DIRECTIONS »
From the records below, pull each line that has "Restons".

INPUT FOR THIS TASK »
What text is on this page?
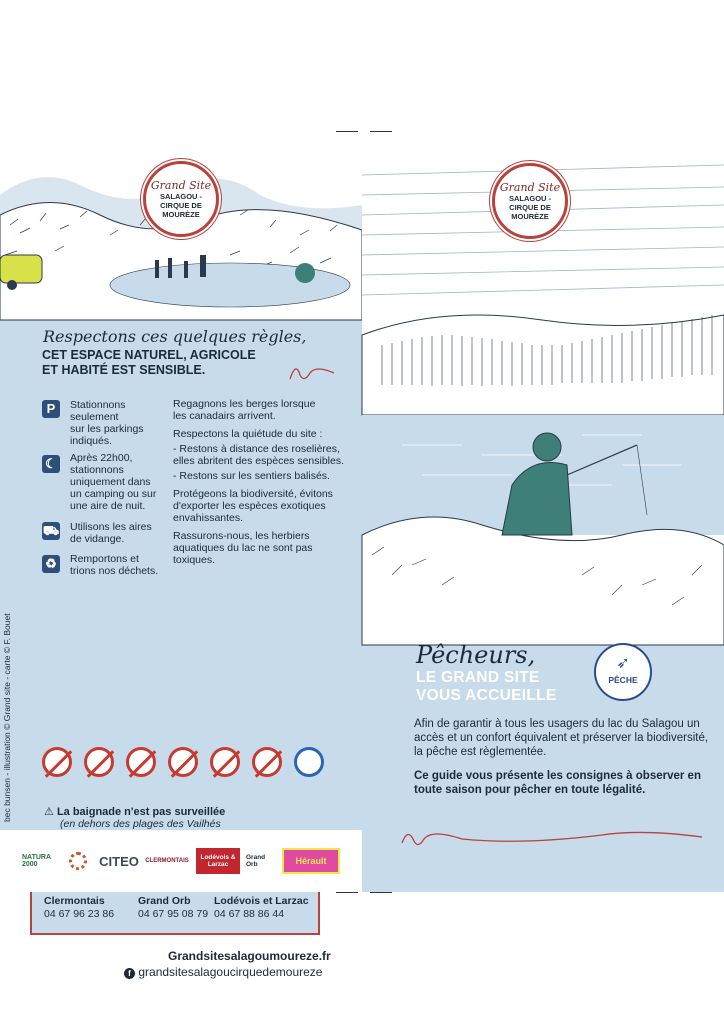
Grand Site
SALAGOU -
CIRQUE DE MOURÈZE
Respectons ces quelques règles,
CET ESPACE NATUREL, AGRICOLE
ET HABITÉ EST SENSIBLE.
P	Stationnons
seulement
sur les parkings
indiqués.
☾	Après 22h00,
stationnons
uniquement dans
un camping ou sur
une aire de nuit.
⛟ Utilisons les aires
de vidange.
♻	Remportons et
trions nos déchets.
Regagnons les berges lorsque
les canadairs arrivent.
Respectons la quiétude du site :
- Restons à distance des roselières,
elles abritent des espèces sensibles.
- Restons sur les sentiers balisés.
Protégeons la biodiversité, évitons
d'exporter les espèces exotiques
envahissantes.
Rassurons-nous, les herbiers
aquatiques du lac ne sont pas
toxiques.
⚠ La baignade n'est pas surveillée
(en dehors des plages des Vailhés
Clermontais
04 67 96 23 86
Grand Orb
04 67 95 08 79
Lodévois et Larzac
04 67 88 86 44
Grandsitesalagoumoureze.fr
f grandsitesalagoucirquedemoureze
bec bunsen - illustration © Grand site - carte © F. Bouet
NATURA 2000	CITEO	CLERMONTAIS	Lodévois & Larzac
Grand Orb	Hérault
Grand Site
SALAGOU -
CIRQUE DE MOURÈZE
Pêcheurs,
LE GRAND SITE
VOUS ACCUEILLE
➶
PÊCHE
Afin de garantir à tous les usagers du lac du Salagou un accès et un confort équivalent et préserver la biodiversité, la pêche est règlementée.
Ce guide vous présente les consignes à observer en toute saison pour pêcher en toute légalité.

FULL RESPONSE »
- Restons à distance des roselières,
- Restons sur les sentiers balisés.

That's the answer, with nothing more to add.